### Request
Report every line below that holds the word "arrow".

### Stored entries
Start
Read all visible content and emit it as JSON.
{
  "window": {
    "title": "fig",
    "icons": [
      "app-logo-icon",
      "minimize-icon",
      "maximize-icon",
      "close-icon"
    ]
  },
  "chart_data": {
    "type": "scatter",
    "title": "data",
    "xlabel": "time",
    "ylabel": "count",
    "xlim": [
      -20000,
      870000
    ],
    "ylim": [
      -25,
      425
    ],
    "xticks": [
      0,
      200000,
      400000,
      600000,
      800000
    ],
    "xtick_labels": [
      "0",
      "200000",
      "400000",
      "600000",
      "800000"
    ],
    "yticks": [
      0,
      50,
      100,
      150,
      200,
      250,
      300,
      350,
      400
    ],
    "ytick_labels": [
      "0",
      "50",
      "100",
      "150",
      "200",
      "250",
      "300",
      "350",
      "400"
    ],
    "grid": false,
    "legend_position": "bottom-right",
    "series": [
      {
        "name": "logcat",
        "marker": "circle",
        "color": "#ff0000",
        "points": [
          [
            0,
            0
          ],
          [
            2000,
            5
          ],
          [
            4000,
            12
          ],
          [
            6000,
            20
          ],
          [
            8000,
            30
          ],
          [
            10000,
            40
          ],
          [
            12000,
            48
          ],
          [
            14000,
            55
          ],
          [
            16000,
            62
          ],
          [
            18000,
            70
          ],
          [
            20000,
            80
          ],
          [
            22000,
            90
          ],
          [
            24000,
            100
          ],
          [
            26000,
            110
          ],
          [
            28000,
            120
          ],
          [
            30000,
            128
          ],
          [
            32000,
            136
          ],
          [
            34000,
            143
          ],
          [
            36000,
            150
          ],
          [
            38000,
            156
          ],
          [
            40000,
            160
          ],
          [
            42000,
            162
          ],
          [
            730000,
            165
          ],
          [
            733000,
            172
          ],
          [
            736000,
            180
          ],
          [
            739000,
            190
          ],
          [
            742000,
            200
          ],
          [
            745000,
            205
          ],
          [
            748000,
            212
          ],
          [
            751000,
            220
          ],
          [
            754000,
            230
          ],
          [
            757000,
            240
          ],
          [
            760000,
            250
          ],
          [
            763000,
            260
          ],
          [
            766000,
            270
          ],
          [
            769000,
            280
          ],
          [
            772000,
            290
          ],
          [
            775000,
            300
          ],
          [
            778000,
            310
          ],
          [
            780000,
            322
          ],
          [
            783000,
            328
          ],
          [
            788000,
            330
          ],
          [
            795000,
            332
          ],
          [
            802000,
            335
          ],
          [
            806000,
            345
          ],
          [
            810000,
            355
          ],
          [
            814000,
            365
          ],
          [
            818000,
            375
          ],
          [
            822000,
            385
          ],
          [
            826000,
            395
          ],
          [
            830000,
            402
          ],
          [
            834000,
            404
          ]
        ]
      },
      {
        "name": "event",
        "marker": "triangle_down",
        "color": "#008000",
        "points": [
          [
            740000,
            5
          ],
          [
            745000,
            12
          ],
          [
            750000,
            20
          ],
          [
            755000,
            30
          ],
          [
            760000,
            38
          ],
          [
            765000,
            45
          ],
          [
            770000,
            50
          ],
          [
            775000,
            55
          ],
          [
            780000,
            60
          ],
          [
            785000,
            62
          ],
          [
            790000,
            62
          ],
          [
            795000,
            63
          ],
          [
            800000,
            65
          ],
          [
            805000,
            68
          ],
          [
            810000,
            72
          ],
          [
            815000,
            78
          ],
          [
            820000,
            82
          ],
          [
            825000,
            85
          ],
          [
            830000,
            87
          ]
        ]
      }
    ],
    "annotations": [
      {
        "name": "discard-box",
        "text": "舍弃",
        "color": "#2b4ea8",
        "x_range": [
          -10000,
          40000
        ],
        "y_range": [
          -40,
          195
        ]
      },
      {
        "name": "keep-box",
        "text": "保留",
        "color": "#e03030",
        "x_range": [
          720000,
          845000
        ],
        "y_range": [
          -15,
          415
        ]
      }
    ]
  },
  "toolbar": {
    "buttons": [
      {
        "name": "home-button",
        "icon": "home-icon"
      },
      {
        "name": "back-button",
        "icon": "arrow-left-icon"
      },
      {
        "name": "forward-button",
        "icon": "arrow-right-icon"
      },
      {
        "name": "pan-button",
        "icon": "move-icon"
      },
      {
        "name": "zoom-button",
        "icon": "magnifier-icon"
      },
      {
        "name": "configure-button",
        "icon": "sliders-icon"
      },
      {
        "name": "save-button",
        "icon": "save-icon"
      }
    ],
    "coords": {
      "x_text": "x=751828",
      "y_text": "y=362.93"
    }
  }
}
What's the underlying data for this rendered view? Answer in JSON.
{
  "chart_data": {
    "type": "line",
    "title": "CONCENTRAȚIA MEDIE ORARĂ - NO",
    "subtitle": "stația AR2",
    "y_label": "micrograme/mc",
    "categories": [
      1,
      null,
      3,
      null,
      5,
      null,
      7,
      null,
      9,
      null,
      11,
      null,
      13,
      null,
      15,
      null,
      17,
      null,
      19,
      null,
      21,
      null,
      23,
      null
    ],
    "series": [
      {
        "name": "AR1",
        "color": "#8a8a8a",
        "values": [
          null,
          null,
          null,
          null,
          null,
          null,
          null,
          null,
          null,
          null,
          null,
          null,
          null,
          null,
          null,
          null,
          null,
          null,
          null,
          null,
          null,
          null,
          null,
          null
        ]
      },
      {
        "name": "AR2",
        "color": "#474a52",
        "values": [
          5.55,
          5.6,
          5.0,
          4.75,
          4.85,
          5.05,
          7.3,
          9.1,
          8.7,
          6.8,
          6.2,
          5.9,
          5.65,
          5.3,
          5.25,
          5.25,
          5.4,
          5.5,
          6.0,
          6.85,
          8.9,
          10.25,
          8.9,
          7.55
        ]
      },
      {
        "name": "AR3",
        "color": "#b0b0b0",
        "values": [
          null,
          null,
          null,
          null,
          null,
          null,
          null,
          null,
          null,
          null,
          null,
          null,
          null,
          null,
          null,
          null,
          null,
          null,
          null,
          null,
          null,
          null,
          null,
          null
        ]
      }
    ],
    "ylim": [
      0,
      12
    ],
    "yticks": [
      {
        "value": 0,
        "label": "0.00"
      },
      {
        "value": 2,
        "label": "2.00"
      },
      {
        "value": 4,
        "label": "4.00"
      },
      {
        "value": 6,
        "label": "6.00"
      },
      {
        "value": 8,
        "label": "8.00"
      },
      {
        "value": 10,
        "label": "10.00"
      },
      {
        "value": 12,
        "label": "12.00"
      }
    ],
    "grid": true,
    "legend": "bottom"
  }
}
End
### Written reply
        "icon": "arrow-left-icon"
        "icon": "arrow-right-icon"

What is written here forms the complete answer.